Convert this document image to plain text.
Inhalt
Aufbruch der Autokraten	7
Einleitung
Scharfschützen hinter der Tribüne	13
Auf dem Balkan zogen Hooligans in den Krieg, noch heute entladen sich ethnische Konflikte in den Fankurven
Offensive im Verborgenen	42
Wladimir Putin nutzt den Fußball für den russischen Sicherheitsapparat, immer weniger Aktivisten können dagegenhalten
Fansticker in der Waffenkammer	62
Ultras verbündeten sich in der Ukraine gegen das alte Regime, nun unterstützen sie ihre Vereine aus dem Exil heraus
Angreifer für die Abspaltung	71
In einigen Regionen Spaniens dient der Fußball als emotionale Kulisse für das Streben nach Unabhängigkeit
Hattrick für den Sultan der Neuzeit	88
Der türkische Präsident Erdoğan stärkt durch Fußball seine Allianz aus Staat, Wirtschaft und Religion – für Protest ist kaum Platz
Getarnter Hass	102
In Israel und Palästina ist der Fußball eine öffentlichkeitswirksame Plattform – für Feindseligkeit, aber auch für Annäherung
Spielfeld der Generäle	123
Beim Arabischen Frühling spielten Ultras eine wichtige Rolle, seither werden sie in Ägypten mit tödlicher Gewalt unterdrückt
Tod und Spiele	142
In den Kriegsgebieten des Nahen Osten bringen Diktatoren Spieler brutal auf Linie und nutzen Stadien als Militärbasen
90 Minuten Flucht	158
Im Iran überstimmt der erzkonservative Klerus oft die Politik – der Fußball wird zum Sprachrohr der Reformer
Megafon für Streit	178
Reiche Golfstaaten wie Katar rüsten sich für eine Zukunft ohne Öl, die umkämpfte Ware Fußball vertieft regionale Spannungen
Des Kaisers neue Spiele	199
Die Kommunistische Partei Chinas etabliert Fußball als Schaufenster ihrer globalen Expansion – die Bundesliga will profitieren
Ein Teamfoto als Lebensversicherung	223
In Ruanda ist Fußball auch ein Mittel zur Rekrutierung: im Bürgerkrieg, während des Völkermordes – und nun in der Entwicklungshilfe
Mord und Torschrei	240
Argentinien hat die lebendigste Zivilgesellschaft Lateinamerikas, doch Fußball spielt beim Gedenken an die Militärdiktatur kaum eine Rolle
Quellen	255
------------------------------------------------------------------------
▶ **Set exercise**:
Search the entries for the word "auch" and gather every line where it appears.

▶ **Reply to the exercise**:
In Israel und Palästina ist der Fußball eine öffentlichkeitswirksame Plattform – für Feindseligkeit, aber auch für Annäherung
In Ruanda ist Fußball auch ein Mittel zur Rekrutierung: im Bürgerkrieg, während des Völkermordes – und nun in der Entwicklungshilfe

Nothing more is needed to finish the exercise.